EXERCISE TASK: The listing below is to be output in its exact form.

——————

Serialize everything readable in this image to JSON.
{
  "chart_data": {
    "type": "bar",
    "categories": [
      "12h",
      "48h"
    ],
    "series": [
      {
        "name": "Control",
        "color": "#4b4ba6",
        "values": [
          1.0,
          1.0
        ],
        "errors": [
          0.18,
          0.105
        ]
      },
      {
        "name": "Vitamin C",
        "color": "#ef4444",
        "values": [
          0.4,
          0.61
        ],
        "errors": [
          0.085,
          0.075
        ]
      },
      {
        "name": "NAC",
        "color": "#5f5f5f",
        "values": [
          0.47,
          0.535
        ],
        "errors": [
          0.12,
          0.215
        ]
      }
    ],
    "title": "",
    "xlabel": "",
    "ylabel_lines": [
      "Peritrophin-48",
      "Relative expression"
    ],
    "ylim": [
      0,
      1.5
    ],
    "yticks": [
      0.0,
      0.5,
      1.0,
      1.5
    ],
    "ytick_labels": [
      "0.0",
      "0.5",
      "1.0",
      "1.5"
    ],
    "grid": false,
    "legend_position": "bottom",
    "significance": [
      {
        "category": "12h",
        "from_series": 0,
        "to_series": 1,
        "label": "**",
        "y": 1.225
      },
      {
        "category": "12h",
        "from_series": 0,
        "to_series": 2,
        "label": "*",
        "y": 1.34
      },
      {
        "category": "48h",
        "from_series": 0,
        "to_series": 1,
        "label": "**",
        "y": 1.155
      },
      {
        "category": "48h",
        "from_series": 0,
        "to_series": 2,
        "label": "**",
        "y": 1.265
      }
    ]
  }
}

——————

SOLUTION TO THIS PROBLEM:
Serialize everything readable in this image to JSON.
{
  "chart_data": {
    "type": "bar",
    "categories": [
      "12h",
      "48h"
    ],
    "series": [
      {
        "name": "Control",
        "color": "#4b4ba6",
        "values": [
          1.0,
          1.0
        ],
        "errors": [
          0.18,
          0.105
        ]
      },
      {
        "name": "Vitamin C",
        "color": "#ef4444",
        "values": [
          0.4,
          0.61
        ],
        "errors": [
          0.085,
          0.075
        ]
      },
      {
        "name": "NAC",
        "color": "#5f5f5f",
        "values": [
          0.47,
          0.535
        ],
        "errors": [
          0.12,
          0.215
        ]
      }
    ],
    "title": "",
    "xlabel": "",
    "ylabel_lines": [
      "Peritrophin-48",
      "Relative expression"
    ],
    "ylim": [
      0,
      1.5
    ],
    "yticks": [
      0.0,
      0.5,
      1.0,
      1.5
    ],
    "ytick_labels": [
      "0.0",
      "0.5",
      "1.0",
      "1.5"
    ],
    "grid": false,
    "legend_position": "bottom",
    "significance": [
      {
        "category": "12h",
        "from_series": 0,
        "to_series": 1,
        "label": "**",
        "y": 1.225
      },
      {
        "category": "12h",
        "from_series": 0,
        "to_series": 2,
        "label": "*",
        "y": 1.34
      },
      {
        "category": "48h",
        "from_series": 0,
        "to_series": 1,
        "label": "**",
        "y": 1.155
      },
      {
        "category": "48h",
        "from_series": 0,
        "to_series": 2,
        "label": "**",
        "y": 1.265
      }
    ]
  }
}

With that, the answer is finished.